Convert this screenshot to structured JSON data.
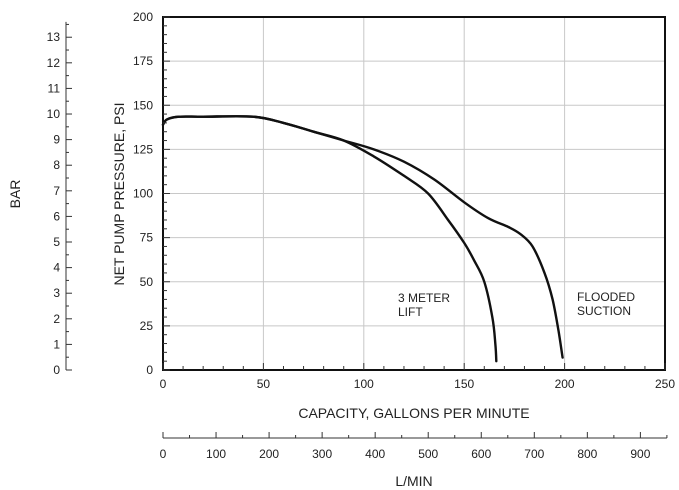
{
  "chart_data": {
    "type": "line",
    "xlabel": "CAPACITY, GALLONS PER MINUTE",
    "ylabel": "NET PUMP PRESSURE, PSI",
    "xlim": [
      0,
      250
    ],
    "ylim": [
      0,
      200
    ],
    "x_ticks": [
      "0",
      "50",
      "100",
      "150",
      "200",
      "250"
    ],
    "y_ticks": [
      "0",
      "25",
      "50",
      "75",
      "100",
      "125",
      "150",
      "175",
      "200"
    ],
    "grid": true,
    "secondary_y": {
      "label": "BAR",
      "lim": [
        0,
        13.79
      ],
      "ticks": [
        "0",
        "1",
        "2",
        "3",
        "4",
        "5",
        "6",
        "7",
        "8",
        "9",
        "10",
        "11",
        "12",
        "13"
      ]
    },
    "secondary_x": {
      "label": "L/MIN",
      "lim": [
        0,
        946.4
      ],
      "ticks": [
        "0",
        "100",
        "200",
        "300",
        "400",
        "500",
        "600",
        "700",
        "800",
        "900"
      ]
    },
    "series": [
      {
        "annotation": [
          "3 METER",
          "LIFT"
        ],
        "x": [
          0,
          2,
          8,
          20,
          45,
          60,
          75,
          90,
          105,
          120,
          132,
          142,
          150,
          155,
          160,
          164,
          165.5,
          166
        ],
        "y": [
          139,
          142,
          143.5,
          143.5,
          143.5,
          140,
          135,
          130,
          121,
          110,
          100,
          85,
          72,
          62,
          50,
          30,
          15,
          5
        ]
      },
      {
        "annotation": [
          "FLOODED",
          "SUCTION"
        ],
        "x": [
          0,
          2,
          8,
          20,
          45,
          60,
          75,
          90,
          105,
          120,
          135,
          150,
          162,
          172,
          178,
          184,
          190,
          194,
          197,
          199
        ],
        "y": [
          139,
          142,
          143.5,
          143.5,
          143.5,
          140,
          135,
          130,
          125,
          118,
          108,
          95,
          86,
          81,
          77,
          70,
          55,
          40,
          22,
          7
        ]
      }
    ]
  }
}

------------------------------------------------------------------------

_STATED PROBLEM_.
Return all of the data exactly as written, and drop the pictures.

_IN RESPONSE_.
Convert this screenshot to structured JSON data.
{
  "chart_data": {
    "type": "line",
    "xlabel": "CAPACITY, GALLONS PER MINUTE",
    "ylabel": "NET PUMP PRESSURE, PSI",
    "xlim": [
      0,
      250
    ],
    "ylim": [
      0,
      200
    ],
    "x_ticks": [
      "0",
      "50",
      "100",
      "150",
      "200",
      "250"
    ],
    "y_ticks": [
      "0",
      "25",
      "50",
      "75",
      "100",
      "125",
      "150",
      "175",
      "200"
    ],
    "grid": true,
    "secondary_y": {
      "label": "BAR",
      "lim": [
        0,
        13.79
      ],
      "ticks": [
        "0",
        "1",
        "2",
        "3",
        "4",
        "5",
        "6",
        "7",
        "8",
        "9",
        "10",
        "11",
        "12",
        "13"
      ]
    },
    "secondary_x": {
      "label": "L/MIN",
      "lim": [
        0,
        946.4
      ],
      "ticks": [
        "0",
        "100",
        "200",
        "300",
        "400",
        "500",
        "600",
        "700",
        "800",
        "900"
      ]
    },
    "series": [
      {
        "annotation": [
          "3 METER",
          "LIFT"
        ],
        "x": [
          0,
          2,
          8,
          20,
          45,
          60,
          75,
          90,
          105,
          120,
          132,
          142,
          150,
          155,
          160,
          164,
          165.5,
          166
        ],
        "y": [
          139,
          142,
          143.5,
          143.5,
          143.5,
          140,
          135,
          130,
          121,
          110,
          100,
          85,
          72,
          62,
          50,
          30,
          15,
          5
        ]
      },
      {
        "annotation": [
          "FLOODED",
          "SUCTION"
        ],
        "x": [
          0,
          2,
          8,
          20,
          45,
          60,
          75,
          90,
          105,
          120,
          135,
          150,
          162,
          172,
          178,
          184,
          190,
          194,
          197,
          199
        ],
        "y": [
          139,
          142,
          143.5,
          143.5,
          143.5,
          140,
          135,
          130,
          125,
          118,
          108,
          95,
          86,
          81,
          77,
          70,
          55,
          40,
          22,
          7
        ]
      }
    ]
  }
}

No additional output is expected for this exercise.